**Your objective**
Copy each line in the data that includes the word "której".

□ □ □

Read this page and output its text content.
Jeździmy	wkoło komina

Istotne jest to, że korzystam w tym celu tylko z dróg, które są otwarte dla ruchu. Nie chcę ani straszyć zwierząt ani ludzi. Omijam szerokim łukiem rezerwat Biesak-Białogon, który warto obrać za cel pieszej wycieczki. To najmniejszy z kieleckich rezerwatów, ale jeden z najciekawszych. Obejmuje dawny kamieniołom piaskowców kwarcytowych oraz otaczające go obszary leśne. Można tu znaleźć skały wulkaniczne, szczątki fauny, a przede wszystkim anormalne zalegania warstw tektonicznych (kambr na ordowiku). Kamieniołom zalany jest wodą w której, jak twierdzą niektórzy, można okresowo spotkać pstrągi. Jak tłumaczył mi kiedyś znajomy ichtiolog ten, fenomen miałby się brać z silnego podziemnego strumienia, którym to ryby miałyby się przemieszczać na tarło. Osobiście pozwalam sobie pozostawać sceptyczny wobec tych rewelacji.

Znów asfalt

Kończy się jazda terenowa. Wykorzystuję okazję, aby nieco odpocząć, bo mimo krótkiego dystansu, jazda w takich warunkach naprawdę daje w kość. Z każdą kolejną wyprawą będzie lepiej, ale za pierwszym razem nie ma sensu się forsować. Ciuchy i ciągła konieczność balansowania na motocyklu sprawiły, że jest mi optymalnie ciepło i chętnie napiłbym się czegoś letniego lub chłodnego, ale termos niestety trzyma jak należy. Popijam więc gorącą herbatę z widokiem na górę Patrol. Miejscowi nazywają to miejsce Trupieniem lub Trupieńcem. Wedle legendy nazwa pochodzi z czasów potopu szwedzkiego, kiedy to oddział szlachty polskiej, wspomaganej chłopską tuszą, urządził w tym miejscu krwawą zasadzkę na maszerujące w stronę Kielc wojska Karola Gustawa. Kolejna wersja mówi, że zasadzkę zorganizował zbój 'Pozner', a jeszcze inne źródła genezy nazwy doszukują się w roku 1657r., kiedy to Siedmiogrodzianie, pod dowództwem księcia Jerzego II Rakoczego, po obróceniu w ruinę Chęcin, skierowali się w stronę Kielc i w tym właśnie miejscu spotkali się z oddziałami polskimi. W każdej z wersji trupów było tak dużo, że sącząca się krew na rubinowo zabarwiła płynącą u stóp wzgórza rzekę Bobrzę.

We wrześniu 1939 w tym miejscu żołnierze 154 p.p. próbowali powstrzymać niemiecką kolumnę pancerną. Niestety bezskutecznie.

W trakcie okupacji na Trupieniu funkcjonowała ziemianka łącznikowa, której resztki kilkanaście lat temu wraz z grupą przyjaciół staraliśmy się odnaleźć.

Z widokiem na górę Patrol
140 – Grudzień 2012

□ □ □

**Solution to the exercise**
Istotne jest to, że korzystam w tym celu tylko z dróg, które są otwarte dla ruchu. Nie chcę ani straszyć zwierząt ani ludzi. Omijam szerokim łukiem rezerwat Biesak-Białogon, który warto obrać za cel pieszej wycieczki. To najmniejszy z kieleckich rezerwatów, ale jeden z najciekawszych. Obejmuje dawny kamieniołom piaskowców kwarcytowych oraz otaczające go obszary leśne. Można tu znaleźć skały wulkaniczne, szczątki fauny, a przede wszystkim anormalne zalegania warstw tektonicznych (kambr na ordowiku). Kamieniołom zalany jest wodą w której, jak twierdzą niektórzy, można okresowo spotkać pstrągi. Jak tłumaczył mi kiedyś znajomy ichtiolog ten, fenomen miałby się brać z silnego podziemnego strumienia, którym to ryby miałyby się przemieszczać na tarło. Osobiście pozwalam sobie pozostawać sceptyczny wobec tych rewelacji.
W trakcie okupacji na Trupieniu funkcjonowała ziemianka łącznikowa, której resztki kilkanaście lat temu wraz z grupą przyjaciół staraliśmy się odnaleźć.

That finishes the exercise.